→ Aim of the task
Repeat every line below exactly as it reads.

→ Material for this task
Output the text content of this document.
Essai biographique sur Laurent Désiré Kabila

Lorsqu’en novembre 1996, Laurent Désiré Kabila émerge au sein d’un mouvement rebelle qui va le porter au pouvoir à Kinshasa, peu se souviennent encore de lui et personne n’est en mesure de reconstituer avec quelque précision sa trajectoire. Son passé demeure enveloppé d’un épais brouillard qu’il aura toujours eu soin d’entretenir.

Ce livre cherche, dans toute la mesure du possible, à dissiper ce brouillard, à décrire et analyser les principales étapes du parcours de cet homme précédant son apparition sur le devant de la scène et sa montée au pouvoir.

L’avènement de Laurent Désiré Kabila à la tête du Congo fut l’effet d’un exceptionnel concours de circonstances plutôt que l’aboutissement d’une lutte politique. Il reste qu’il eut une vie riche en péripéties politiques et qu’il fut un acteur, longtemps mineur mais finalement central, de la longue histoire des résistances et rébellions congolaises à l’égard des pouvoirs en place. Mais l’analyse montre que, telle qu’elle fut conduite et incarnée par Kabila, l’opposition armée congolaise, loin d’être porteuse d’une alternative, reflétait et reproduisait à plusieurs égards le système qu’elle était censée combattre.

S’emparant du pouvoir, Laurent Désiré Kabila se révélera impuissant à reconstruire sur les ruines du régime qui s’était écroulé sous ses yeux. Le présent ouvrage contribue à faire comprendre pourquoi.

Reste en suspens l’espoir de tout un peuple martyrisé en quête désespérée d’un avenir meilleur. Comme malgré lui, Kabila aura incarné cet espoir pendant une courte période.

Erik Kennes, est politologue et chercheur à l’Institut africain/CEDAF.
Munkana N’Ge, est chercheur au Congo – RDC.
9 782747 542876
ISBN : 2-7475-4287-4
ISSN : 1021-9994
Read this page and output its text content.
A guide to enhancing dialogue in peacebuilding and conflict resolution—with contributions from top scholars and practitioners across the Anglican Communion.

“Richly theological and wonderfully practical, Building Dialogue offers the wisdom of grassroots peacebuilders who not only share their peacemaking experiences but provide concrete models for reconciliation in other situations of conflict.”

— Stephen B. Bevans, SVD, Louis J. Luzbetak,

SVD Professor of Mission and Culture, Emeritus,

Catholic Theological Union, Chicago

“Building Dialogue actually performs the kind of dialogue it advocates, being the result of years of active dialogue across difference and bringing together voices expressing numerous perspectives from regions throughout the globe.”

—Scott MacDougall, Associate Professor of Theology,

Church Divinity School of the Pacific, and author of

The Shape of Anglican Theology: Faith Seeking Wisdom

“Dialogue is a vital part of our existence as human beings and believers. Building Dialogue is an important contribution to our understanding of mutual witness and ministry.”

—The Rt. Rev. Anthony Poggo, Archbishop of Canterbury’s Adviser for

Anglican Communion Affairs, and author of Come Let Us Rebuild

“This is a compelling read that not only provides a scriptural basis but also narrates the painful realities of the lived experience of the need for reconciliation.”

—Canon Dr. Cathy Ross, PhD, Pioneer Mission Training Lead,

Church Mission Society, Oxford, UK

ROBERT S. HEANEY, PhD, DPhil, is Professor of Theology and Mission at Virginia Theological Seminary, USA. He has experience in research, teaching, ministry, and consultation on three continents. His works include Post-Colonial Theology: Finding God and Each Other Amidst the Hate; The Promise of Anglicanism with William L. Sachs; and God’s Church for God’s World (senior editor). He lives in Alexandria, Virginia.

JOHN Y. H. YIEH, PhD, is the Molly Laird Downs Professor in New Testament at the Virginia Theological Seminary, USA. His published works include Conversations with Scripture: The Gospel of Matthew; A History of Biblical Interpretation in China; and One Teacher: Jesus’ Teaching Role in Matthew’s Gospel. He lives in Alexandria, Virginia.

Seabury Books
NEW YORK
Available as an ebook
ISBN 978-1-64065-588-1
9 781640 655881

→ Final result
Output the text content of this document.
Essai biographique sur Laurent Désiré Kabila

Lorsqu’en novembre 1996, Laurent Désiré Kabila émerge au sein d’un mouvement rebelle qui va le porter au pouvoir à Kinshasa, peu se souviennent encore de lui et personne n’est en mesure de reconstituer avec quelque précision sa trajectoire. Son passé demeure enveloppé d’un épais brouillard qu’il aura toujours eu soin d’entretenir.

Ce livre cherche, dans toute la mesure du possible, à dissiper ce brouillard, à décrire et analyser les principales étapes du parcours de cet homme précédant son apparition sur le devant de la scène et sa montée au pouvoir.

L’avènement de Laurent Désiré Kabila à la tête du Congo fut l’effet d’un exceptionnel concours de circonstances plutôt que l’aboutissement d’une lutte politique. Il reste qu’il eut une vie riche en péripéties politiques et qu’il fut un acteur, longtemps mineur mais finalement central, de la longue histoire des résistances et rébellions congolaises à l’égard des pouvoirs en place. Mais l’analyse montre que, telle qu’elle fut conduite et incarnée par Kabila, l’opposition armée congolaise, loin d’être porteuse d’une alternative, reflétait et reproduisait à plusieurs égards le système qu’elle était censée combattre.

S’emparant du pouvoir, Laurent Désiré Kabila se révélera impuissant à reconstruire sur les ruines du régime qui s’était écroulé sous ses yeux. Le présent ouvrage contribue à faire comprendre pourquoi.

Reste en suspens l’espoir de tout un peuple martyrisé en quête désespérée d’un avenir meilleur. Comme malgré lui, Kabila aura incarné cet espoir pendant une courte période.

Erik Kennes, est politologue et chercheur à l’Institut africain/CEDAF.
Munkana N’Ge, est chercheur au Congo – RDC.
9 782747 542876
ISBN : 2-7475-4287-4
ISSN : 1021-9994
Read this page and output its text content.
A guide to enhancing dialogue in peacebuilding and conflict resolution—with contributions from top scholars and practitioners across the Anglican Communion.

“Richly theological and wonderfully practical, Building Dialogue offers the wisdom of grassroots peacebuilders who not only share their peacemaking experiences but provide concrete models for reconciliation in other situations of conflict.”

— Stephen B. Bevans, SVD, Louis J. Luzbetak,

SVD Professor of Mission and Culture, Emeritus,

Catholic Theological Union, Chicago

“Building Dialogue actually performs the kind of dialogue it advocates, being the result of years of active dialogue across difference and bringing together voices expressing numerous perspectives from regions throughout the globe.”

—Scott MacDougall, Associate Professor of Theology,

Church Divinity School of the Pacific, and author of

The Shape of Anglican Theology: Faith Seeking Wisdom

“Dialogue is a vital part of our existence as human beings and believers. Building Dialogue is an important contribution to our understanding of mutual witness and ministry.”

—The Rt. Rev. Anthony Poggo, Archbishop of Canterbury’s Adviser for

Anglican Communion Affairs, and author of Come Let Us Rebuild

“This is a compelling read that not only provides a scriptural basis but also narrates the painful realities of the lived experience of the need for reconciliation.”

—Canon Dr. Cathy Ross, PhD, Pioneer Mission Training Lead,

Church Mission Society, Oxford, UK

ROBERT S. HEANEY, PhD, DPhil, is Professor of Theology and Mission at Virginia Theological Seminary, USA. He has experience in research, teaching, ministry, and consultation on three continents. His works include Post-Colonial Theology: Finding God and Each Other Amidst the Hate; The Promise of Anglicanism with William L. Sachs; and God’s Church for God’s World (senior editor). He lives in Alexandria, Virginia.

JOHN Y. H. YIEH, PhD, is the Molly Laird Downs Professor in New Testament at the Virginia Theological Seminary, USA. His published works include Conversations with Scripture: The Gospel of Matthew; A History of Biblical Interpretation in China; and One Teacher: Jesus’ Teaching Role in Matthew’s Gospel. He lives in Alexandria, Virginia.

Seabury Books
NEW YORK
Available as an ebook
ISBN 978-1-64065-588-1
9 781640 655881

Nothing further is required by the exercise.